→ Directions for this task: Within the data that follows, how many lines carry the string "marker"? Give the number alone.

------ Excerpted records ------

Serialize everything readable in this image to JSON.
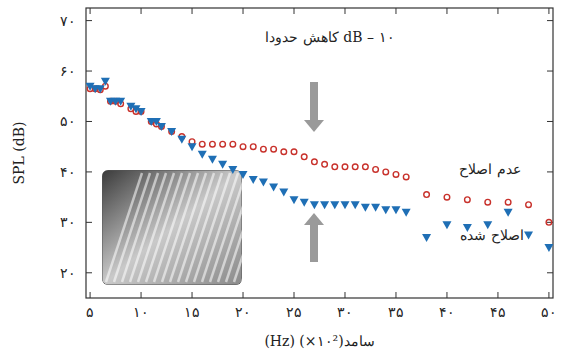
{
  "chart_data": {
    "type": "scatter",
    "x_label": "(Hz) (×۱۰²)سامد",
    "y_label": "SPL (dB)",
    "annotation": "کاهش حدودا dB – ۱۰",
    "xlim": [
      4.6,
      50.4
    ],
    "ylim": [
      15,
      72.5
    ],
    "xticks": [
      {
        "value": 5,
        "label": "۵"
      },
      {
        "value": 10,
        "label": "۱۰"
      },
      {
        "value": 15,
        "label": "۱۵"
      },
      {
        "value": 20,
        "label": "۲۰"
      },
      {
        "value": 25,
        "label": "۲۵"
      },
      {
        "value": 30,
        "label": "۳۰"
      },
      {
        "value": 35,
        "label": "۳۵"
      },
      {
        "value": 40,
        "label": "۴۰"
      },
      {
        "value": 45,
        "label": "۴۵"
      },
      {
        "value": 50,
        "label": "۵۰"
      }
    ],
    "yticks": [
      {
        "value": 20,
        "label": "۲۰"
      },
      {
        "value": 30,
        "label": "۳۰"
      },
      {
        "value": 40,
        "label": "۴۰"
      },
      {
        "value": 50,
        "label": "۵۰"
      },
      {
        "value": 60,
        "label": "۶۰"
      },
      {
        "value": 70,
        "label": "۷۰"
      }
    ],
    "grid": false,
    "x": [
      5,
      5.5,
      6,
      6.5,
      7,
      7.5,
      8,
      9,
      9.5,
      10,
      11,
      11.5,
      12,
      13,
      14,
      15,
      16,
      17,
      18,
      19,
      20,
      21,
      22,
      23,
      24,
      25,
      26,
      27,
      28,
      29,
      30,
      31,
      32,
      33,
      34,
      35,
      36,
      38,
      40,
      42,
      44,
      46,
      48,
      50
    ],
    "series": [
      {
        "name": "عدم اصلاح",
        "color": "#c8312b",
        "marker": "circle_open",
        "values": [
          56.5,
          56.5,
          56.3,
          57,
          54,
          54,
          53.5,
          52.5,
          52,
          52,
          50,
          49.5,
          49,
          48,
          47,
          46,
          45.5,
          45.5,
          45.5,
          45.5,
          45,
          45,
          44.5,
          44.5,
          44,
          44,
          43,
          42,
          41.5,
          41,
          41,
          41,
          41,
          40.5,
          40,
          39.5,
          39,
          35.5,
          35,
          34.5,
          34,
          34,
          33.5,
          30
        ]
      },
      {
        "name": "اصلاح شده",
        "color": "#1f6fb5",
        "marker": "triangle_down",
        "values": [
          57,
          56.5,
          56.5,
          58,
          54,
          54,
          54,
          53,
          52.5,
          52,
          50,
          50,
          49,
          48,
          46.5,
          45,
          43.5,
          42.5,
          41.5,
          40.5,
          39.5,
          38.5,
          38,
          37,
          36,
          34.5,
          34,
          33.5,
          33.5,
          33.5,
          33.5,
          33.5,
          33,
          33,
          32.5,
          32.5,
          32,
          27,
          29.5,
          29,
          29.5,
          32,
          27.5,
          25
        ]
      }
    ]
  }
}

------

→ Answer to this exercise: 2